### Objective
Gather up the lines with the word "text" in them.
·····
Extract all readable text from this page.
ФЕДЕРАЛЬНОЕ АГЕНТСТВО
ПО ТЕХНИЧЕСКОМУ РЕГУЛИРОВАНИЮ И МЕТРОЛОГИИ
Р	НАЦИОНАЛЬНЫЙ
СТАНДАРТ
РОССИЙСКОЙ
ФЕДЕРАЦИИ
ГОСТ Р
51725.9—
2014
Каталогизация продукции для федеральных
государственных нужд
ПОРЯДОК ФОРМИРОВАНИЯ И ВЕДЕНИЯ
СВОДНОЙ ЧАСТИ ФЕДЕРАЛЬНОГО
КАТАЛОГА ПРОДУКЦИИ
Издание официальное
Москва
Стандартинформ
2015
·····
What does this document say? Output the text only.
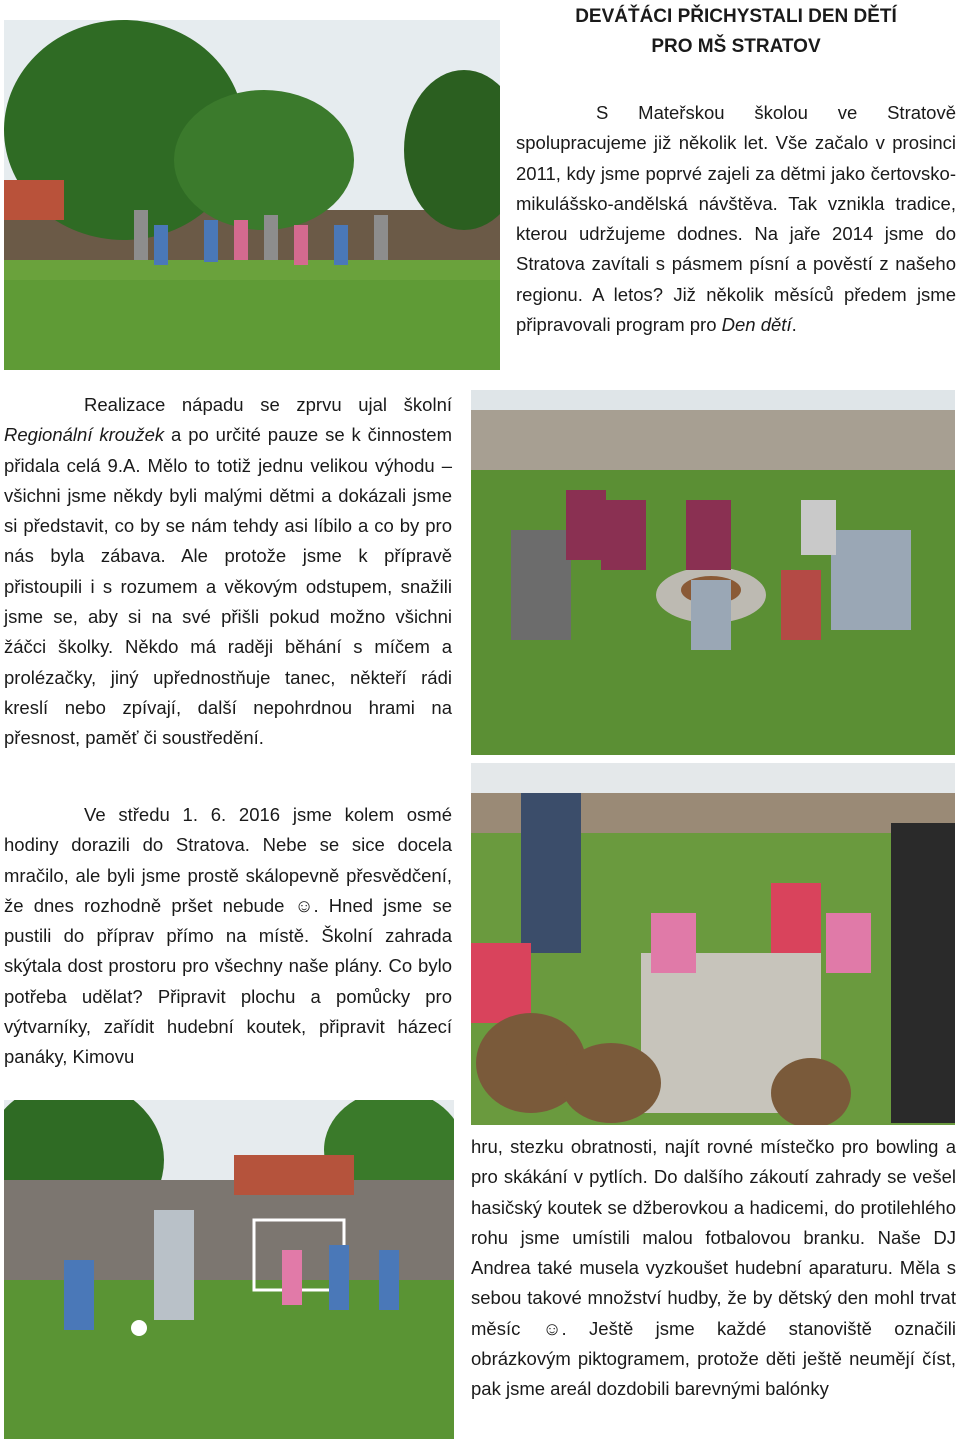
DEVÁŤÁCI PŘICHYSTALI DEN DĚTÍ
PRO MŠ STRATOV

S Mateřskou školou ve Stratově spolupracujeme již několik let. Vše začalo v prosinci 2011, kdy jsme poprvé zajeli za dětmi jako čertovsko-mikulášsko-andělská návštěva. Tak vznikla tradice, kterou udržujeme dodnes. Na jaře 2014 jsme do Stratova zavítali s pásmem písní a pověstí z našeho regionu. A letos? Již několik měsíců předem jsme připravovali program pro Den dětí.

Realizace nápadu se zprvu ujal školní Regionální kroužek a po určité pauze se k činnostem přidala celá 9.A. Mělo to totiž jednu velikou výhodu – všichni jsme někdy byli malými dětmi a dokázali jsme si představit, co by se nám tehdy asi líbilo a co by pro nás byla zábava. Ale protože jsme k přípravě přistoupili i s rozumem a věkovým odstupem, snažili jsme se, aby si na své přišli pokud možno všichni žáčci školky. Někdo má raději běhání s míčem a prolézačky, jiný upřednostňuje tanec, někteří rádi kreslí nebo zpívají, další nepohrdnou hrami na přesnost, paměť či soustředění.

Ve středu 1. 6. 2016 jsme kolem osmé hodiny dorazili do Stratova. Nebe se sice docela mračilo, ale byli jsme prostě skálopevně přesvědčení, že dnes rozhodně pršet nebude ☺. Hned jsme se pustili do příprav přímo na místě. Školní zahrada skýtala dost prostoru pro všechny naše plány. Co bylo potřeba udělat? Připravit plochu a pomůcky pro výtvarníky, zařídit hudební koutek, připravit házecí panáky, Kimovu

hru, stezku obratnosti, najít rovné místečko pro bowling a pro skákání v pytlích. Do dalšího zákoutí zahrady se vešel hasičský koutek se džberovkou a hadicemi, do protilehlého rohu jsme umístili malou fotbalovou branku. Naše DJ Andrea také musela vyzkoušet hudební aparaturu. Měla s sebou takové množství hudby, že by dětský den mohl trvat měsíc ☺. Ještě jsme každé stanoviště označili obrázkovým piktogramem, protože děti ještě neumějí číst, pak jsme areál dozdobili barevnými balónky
·····
### The completed task
Extract all readable text from this page.
What does this document say? Output the text only.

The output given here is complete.